# Records start

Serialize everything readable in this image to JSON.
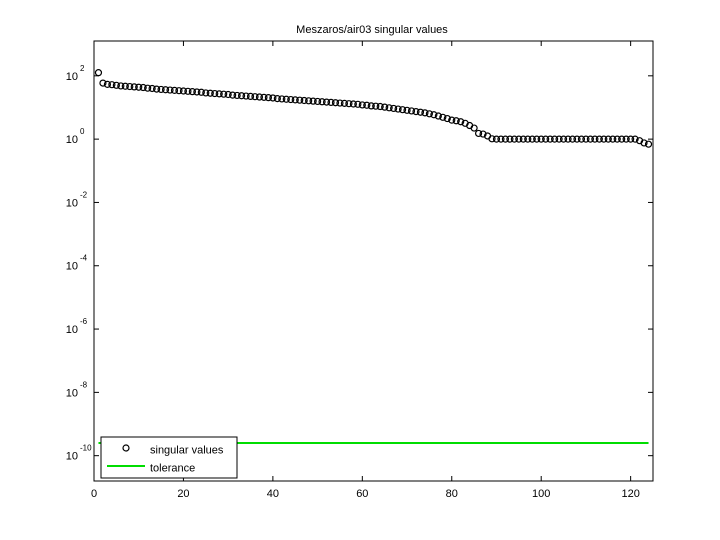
{
  "chart_data": {
    "type": "scatter",
    "title": "Meszaros/air03 singular values",
    "xlabel": "",
    "ylabel": "",
    "xlim": [
      0,
      125
    ],
    "ylim_exp": [
      -10.8,
      3.1
    ],
    "y_scale": "log",
    "grid": false,
    "legend_position": "bottom-left",
    "x_ticks": [
      0,
      20,
      40,
      60,
      80,
      100,
      120
    ],
    "y_tick_exponents": [
      2,
      0,
      -2,
      -4,
      -6,
      -8,
      -10
    ],
    "y_tick_base": "10",
    "series": [
      {
        "name": "singular values",
        "marker": "circle",
        "color": "#000000",
        "x": [
          1,
          2,
          3,
          4,
          5,
          6,
          7,
          8,
          9,
          10,
          11,
          12,
          13,
          14,
          15,
          16,
          17,
          18,
          19,
          20,
          21,
          22,
          23,
          24,
          25,
          26,
          27,
          28,
          29,
          30,
          31,
          32,
          33,
          34,
          35,
          36,
          37,
          38,
          39,
          40,
          41,
          42,
          43,
          44,
          45,
          46,
          47,
          48,
          49,
          50,
          51,
          52,
          53,
          54,
          55,
          56,
          57,
          58,
          59,
          60,
          61,
          62,
          63,
          64,
          65,
          66,
          67,
          68,
          69,
          70,
          71,
          72,
          73,
          74,
          75,
          76,
          77,
          78,
          79,
          80,
          81,
          82,
          83,
          84,
          85,
          86,
          87,
          88,
          89,
          90,
          91,
          92,
          93,
          94,
          95,
          96,
          97,
          98,
          99,
          100,
          101,
          102,
          103,
          104,
          105,
          106,
          107,
          108,
          109,
          110,
          111,
          112,
          113,
          114,
          115,
          116,
          117,
          118,
          119,
          120,
          121,
          122,
          123,
          124
        ],
        "y_log10": [
          2.1,
          1.77,
          1.73,
          1.72,
          1.7,
          1.68,
          1.67,
          1.66,
          1.65,
          1.64,
          1.63,
          1.61,
          1.6,
          1.58,
          1.57,
          1.56,
          1.55,
          1.54,
          1.53,
          1.52,
          1.51,
          1.5,
          1.49,
          1.48,
          1.46,
          1.45,
          1.44,
          1.43,
          1.42,
          1.41,
          1.39,
          1.38,
          1.37,
          1.36,
          1.35,
          1.34,
          1.33,
          1.32,
          1.31,
          1.3,
          1.28,
          1.27,
          1.26,
          1.25,
          1.24,
          1.23,
          1.22,
          1.21,
          1.2,
          1.19,
          1.18,
          1.17,
          1.16,
          1.15,
          1.14,
          1.13,
          1.12,
          1.11,
          1.1,
          1.08,
          1.07,
          1.05,
          1.04,
          1.03,
          1.01,
          0.99,
          0.97,
          0.95,
          0.93,
          0.91,
          0.89,
          0.87,
          0.85,
          0.83,
          0.8,
          0.77,
          0.73,
          0.69,
          0.65,
          0.6,
          0.58,
          0.55,
          0.5,
          0.43,
          0.35,
          0.18,
          0.16,
          0.1,
          0.01,
          0,
          0,
          0,
          0,
          0,
          0,
          0,
          0,
          0,
          0,
          0,
          0,
          0,
          0,
          0,
          0,
          0,
          0,
          0,
          0,
          0,
          0,
          0,
          0,
          0,
          0,
          0,
          0,
          0,
          0,
          0,
          0,
          -0.05,
          -0.12,
          -0.16
        ]
      },
      {
        "name": "tolerance",
        "marker": "line",
        "color": "#00dd00",
        "x": [
          1,
          124
        ],
        "y_log10": [
          -9.6,
          -9.6
        ]
      }
    ]
  }
}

# Records end

> [Stated goal]
Write out each entry exactly as given, but skip the pictures.

> [Correct answer]
Serialize everything readable in this image to JSON.
{
  "chart_data": {
    "type": "scatter",
    "title": "Meszaros/air03 singular values",
    "xlabel": "",
    "ylabel": "",
    "xlim": [
      0,
      125
    ],
    "ylim_exp": [
      -10.8,
      3.1
    ],
    "y_scale": "log",
    "grid": false,
    "legend_position": "bottom-left",
    "x_ticks": [
      0,
      20,
      40,
      60,
      80,
      100,
      120
    ],
    "y_tick_exponents": [
      2,
      0,
      -2,
      -4,
      -6,
      -8,
      -10
    ],
    "y_tick_base": "10",
    "series": [
      {
        "name": "singular values",
        "marker": "circle",
        "color": "#000000",
        "x": [
          1,
          2,
          3,
          4,
          5,
          6,
          7,
          8,
          9,
          10,
          11,
          12,
          13,
          14,
          15,
          16,
          17,
          18,
          19,
          20,
          21,
          22,
          23,
          24,
          25,
          26,
          27,
          28,
          29,
          30,
          31,
          32,
          33,
          34,
          35,
          36,
          37,
          38,
          39,
          40,
          41,
          42,
          43,
          44,
          45,
          46,
          47,
          48,
          49,
          50,
          51,
          52,
          53,
          54,
          55,
          56,
          57,
          58,
          59,
          60,
          61,
          62,
          63,
          64,
          65,
          66,
          67,
          68,
          69,
          70,
          71,
          72,
          73,
          74,
          75,
          76,
          77,
          78,
          79,
          80,
          81,
          82,
          83,
          84,
          85,
          86,
          87,
          88,
          89,
          90,
          91,
          92,
          93,
          94,
          95,
          96,
          97,
          98,
          99,
          100,
          101,
          102,
          103,
          104,
          105,
          106,
          107,
          108,
          109,
          110,
          111,
          112,
          113,
          114,
          115,
          116,
          117,
          118,
          119,
          120,
          121,
          122,
          123,
          124
        ],
        "y_log10": [
          2.1,
          1.77,
          1.73,
          1.72,
          1.7,
          1.68,
          1.67,
          1.66,
          1.65,
          1.64,
          1.63,
          1.61,
          1.6,
          1.58,
          1.57,
          1.56,
          1.55,
          1.54,
          1.53,
          1.52,
          1.51,
          1.5,
          1.49,
          1.48,
          1.46,
          1.45,
          1.44,
          1.43,
          1.42,
          1.41,
          1.39,
          1.38,
          1.37,
          1.36,
          1.35,
          1.34,
          1.33,
          1.32,
          1.31,
          1.3,
          1.28,
          1.27,
          1.26,
          1.25,
          1.24,
          1.23,
          1.22,
          1.21,
          1.2,
          1.19,
          1.18,
          1.17,
          1.16,
          1.15,
          1.14,
          1.13,
          1.12,
          1.11,
          1.1,
          1.08,
          1.07,
          1.05,
          1.04,
          1.03,
          1.01,
          0.99,
          0.97,
          0.95,
          0.93,
          0.91,
          0.89,
          0.87,
          0.85,
          0.83,
          0.8,
          0.77,
          0.73,
          0.69,
          0.65,
          0.6,
          0.58,
          0.55,
          0.5,
          0.43,
          0.35,
          0.18,
          0.16,
          0.1,
          0.01,
          0,
          0,
          0,
          0,
          0,
          0,
          0,
          0,
          0,
          0,
          0,
          0,
          0,
          0,
          0,
          0,
          0,
          0,
          0,
          0,
          0,
          0,
          0,
          0,
          0,
          0,
          0,
          0,
          0,
          0,
          0,
          0,
          -0.05,
          -0.12,
          -0.16
        ]
      },
      {
        "name": "tolerance",
        "marker": "line",
        "color": "#00dd00",
        "x": [
          1,
          124
        ],
        "y_log10": [
          -9.6,
          -9.6
        ]
      }
    ]
  }
}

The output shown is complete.